Data listing
-------------------------

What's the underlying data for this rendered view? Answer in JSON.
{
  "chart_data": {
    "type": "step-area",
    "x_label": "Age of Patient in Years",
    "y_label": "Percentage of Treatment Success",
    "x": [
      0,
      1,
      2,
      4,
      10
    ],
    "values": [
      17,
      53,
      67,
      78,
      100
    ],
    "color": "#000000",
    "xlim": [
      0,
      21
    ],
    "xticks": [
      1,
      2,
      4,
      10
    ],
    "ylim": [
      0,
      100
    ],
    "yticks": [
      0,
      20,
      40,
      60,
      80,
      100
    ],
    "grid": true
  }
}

-------------------------

→ INSTRUCTIONS TO FOLLOW
Using the data above, print every record exactly as shown.

→ EXPECTED OUTPUT
What's the underlying data for this rendered view? Answer in JSON.
{
  "chart_data": {
    "type": "step-area",
    "x_label": "Age of Patient in Years",
    "y_label": "Percentage of Treatment Success",
    "x": [
      0,
      1,
      2,
      4,
      10
    ],
    "values": [
      17,
      53,
      67,
      78,
      100
    ],
    "color": "#000000",
    "xlim": [
      0,
      21
    ],
    "xticks": [
      1,
      2,
      4,
      10
    ],
    "ylim": [
      0,
      100
    ],
    "yticks": [
      0,
      20,
      40,
      60,
      80,
      100
    ],
    "grid": true
  }
}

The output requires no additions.